(Extrait du document):

Suite au rapport d’Orientation publié et adopté par la HAS dans sa décision signée du 20 janvier 2016,  la HAS estime qu’aux regard des données disponibles, le dépistage du cancer du poumon en France n’est pas pertinent aujourd’hui.

Intérêt d’un dépistage, six conditions préalables :

Avant de décider d’instaurer un dépistage pour une maladie donnée, plusieurs conditions doivent être réunies :

  • la maladie doit être détectable précocement
  • un examen de dépistage adapté doit être disponible
  • des traitements efficaces doivent pouvoir être rapidement proposés et mis en oeuvre
  • les personnes les plus à risque de la maladie doivent être facilement identifiables
  • le dépistage doit diminuer la mortalité
  • le dépistage doit présenter plus d’avantages que d’inconvénients.

Faut-il dépister les cancers broncho-pulmonaires ?

Le rapport de la HAS présente les conclusions d’une analyse des études randomisées disponibles au niveau international sur le sujet. Une dizaine d’essais randomisés ont été menés sur des personnes fortement tabagiques ou l’ayant été, comparant des groupes dépistés par scanner thoracique non injecté faiblement dosé, des groupes dépistés par radiographie thoracique et des groupes témoins composés de fumeurs non dépistés.
La littérature fait état d’études assez mal documentées, notant des difficultés dans l’inclusion des patients et des données manquantes ne permettant pas de conclure de façon évidente. De plus, les conclusions sont souvent divergentes.

A la lecture des différentes études et des connaissances ; le groupe d’experts émet les conclusions suivantes :

  • la maladie est difficilement détectable à un stade précoce car, le cancer du poumon a une évolution qui peut être rapide
  • les possibilités de traitements sont restreintes, même à un stade précoce de la maladie. Ils sont essentiellement chirurgicaux, lourds et réalisables dans certains cas uniquement (selon l’état général de la personne et les caractéristiques de la tumeur)

(Consigne de travail):
Reprenez l'extrait sur le dépistage du cancer du poumon après sa dernière phrase et poursuivez-le. La liste ci-dessous n'est pas nécessaire.

(Données fournies):
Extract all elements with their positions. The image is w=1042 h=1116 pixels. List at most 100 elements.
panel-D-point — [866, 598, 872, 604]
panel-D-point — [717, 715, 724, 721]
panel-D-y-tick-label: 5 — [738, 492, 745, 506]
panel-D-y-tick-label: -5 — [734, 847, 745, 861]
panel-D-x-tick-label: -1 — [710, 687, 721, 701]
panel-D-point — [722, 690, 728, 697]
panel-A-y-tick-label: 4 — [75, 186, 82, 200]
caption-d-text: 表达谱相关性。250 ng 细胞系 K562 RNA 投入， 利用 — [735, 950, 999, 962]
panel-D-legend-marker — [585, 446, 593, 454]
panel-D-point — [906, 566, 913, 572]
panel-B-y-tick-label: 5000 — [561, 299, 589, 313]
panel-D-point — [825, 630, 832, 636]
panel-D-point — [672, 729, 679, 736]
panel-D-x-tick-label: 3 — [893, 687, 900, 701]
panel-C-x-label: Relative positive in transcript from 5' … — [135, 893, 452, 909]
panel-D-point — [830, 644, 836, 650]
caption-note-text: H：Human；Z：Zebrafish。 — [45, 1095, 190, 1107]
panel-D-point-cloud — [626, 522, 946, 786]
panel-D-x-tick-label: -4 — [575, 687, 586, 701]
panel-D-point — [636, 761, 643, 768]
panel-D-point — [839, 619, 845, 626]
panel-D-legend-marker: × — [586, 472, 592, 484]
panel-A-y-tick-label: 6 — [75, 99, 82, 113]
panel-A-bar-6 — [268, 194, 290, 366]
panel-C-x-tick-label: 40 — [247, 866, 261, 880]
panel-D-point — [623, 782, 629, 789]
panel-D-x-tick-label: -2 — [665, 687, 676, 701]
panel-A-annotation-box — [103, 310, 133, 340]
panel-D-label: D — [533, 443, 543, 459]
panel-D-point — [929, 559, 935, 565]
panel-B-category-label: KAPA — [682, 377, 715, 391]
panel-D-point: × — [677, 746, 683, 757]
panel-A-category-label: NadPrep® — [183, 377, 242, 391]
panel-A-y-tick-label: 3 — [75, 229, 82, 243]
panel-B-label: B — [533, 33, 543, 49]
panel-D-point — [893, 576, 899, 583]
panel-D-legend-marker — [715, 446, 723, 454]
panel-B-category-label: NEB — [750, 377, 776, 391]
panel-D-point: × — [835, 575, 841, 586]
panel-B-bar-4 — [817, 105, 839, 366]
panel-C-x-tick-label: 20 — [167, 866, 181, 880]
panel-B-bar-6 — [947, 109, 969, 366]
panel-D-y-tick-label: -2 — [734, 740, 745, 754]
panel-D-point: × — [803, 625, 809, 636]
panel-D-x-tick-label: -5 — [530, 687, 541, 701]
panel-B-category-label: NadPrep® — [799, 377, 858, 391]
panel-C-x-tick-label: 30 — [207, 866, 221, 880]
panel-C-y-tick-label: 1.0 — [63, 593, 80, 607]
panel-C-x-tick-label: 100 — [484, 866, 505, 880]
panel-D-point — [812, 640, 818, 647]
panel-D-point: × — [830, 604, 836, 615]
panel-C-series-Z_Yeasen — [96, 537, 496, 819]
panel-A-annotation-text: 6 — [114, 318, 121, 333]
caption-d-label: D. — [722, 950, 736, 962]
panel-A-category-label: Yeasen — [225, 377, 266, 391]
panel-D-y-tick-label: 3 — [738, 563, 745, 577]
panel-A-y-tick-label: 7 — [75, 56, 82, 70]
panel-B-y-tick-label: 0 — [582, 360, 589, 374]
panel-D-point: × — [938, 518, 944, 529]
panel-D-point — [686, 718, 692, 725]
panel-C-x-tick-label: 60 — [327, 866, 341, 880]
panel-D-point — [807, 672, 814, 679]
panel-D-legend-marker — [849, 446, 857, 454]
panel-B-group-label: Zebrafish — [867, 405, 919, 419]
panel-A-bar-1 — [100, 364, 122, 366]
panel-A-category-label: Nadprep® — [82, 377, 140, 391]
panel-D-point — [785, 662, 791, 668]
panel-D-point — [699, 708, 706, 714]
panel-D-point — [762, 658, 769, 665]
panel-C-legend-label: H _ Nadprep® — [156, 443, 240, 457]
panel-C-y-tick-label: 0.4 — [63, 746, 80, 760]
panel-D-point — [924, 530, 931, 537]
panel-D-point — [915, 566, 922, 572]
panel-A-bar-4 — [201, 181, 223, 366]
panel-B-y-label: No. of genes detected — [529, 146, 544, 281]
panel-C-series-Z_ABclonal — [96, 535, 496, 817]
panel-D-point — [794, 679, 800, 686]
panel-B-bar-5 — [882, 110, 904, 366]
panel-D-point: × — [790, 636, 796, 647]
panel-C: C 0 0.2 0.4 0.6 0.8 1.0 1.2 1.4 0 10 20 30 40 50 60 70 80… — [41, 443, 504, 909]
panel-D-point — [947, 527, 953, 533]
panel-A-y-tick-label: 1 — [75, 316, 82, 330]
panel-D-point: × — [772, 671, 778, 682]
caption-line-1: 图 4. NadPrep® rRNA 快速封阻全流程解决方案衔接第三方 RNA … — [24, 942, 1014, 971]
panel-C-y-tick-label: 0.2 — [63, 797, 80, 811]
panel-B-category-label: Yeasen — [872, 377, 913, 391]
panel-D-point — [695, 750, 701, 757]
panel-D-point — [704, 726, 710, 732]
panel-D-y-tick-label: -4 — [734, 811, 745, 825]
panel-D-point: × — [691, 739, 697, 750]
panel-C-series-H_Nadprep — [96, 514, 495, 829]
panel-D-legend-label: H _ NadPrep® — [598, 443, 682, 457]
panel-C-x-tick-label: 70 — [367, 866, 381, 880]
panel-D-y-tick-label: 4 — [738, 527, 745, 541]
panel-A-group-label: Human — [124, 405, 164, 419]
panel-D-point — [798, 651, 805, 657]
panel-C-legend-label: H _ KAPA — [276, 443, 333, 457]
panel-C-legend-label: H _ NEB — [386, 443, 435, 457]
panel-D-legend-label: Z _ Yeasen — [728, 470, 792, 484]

(Réponse proposée):
  • l’efficacité du dépistage du cancer du poumon par scanner thoracique à “faible dose” pour réduire la mortalité dans le contexte français n’est pas établie
  • la population cible est difficilement repérable car, il n’est pas facile d’identifier parmi les fumeurs, ceux à risque élevé de développer un cancer du poumon
  • l’analyse bénéfices/risques est ainsi en défaveur du dépistage car :
    • le scanner thoracique envisagé dans le cadre du dépistage reste un examen irradiant, même à faible dose
    • beaucoup d’anomalies non cancéreuses sont détectées, donnant lieu à des examens répétés ou à des complications parfois graves, voire mortelles suite à l’exploration de ces anomalies identifiées au scanner.

“C’est pourquoi la HAS conclut que les conditions ne sont pas réunies pour qu’un dépistage soit possible et utile.”

Quelle est la position des autres pays sur le sujet ?

A part les États-Unis où les recommandations émises sont en faveur d’un dépistage du cancer du poumon par tomodensitométrie “à faible dose” chez les individus fortement tabagiques, âgés de 55 à 74 ans ; les autres pays dont le Royaume Uni, le Canada et l’Australie ont la même position que celle de la France.

Face à la non pertinence du dépistage du cancer du poumon à ce jour, le plan cancer 2014-2019 met l’accent sur la lutte contre le tabagisme et la poursuite des recherches.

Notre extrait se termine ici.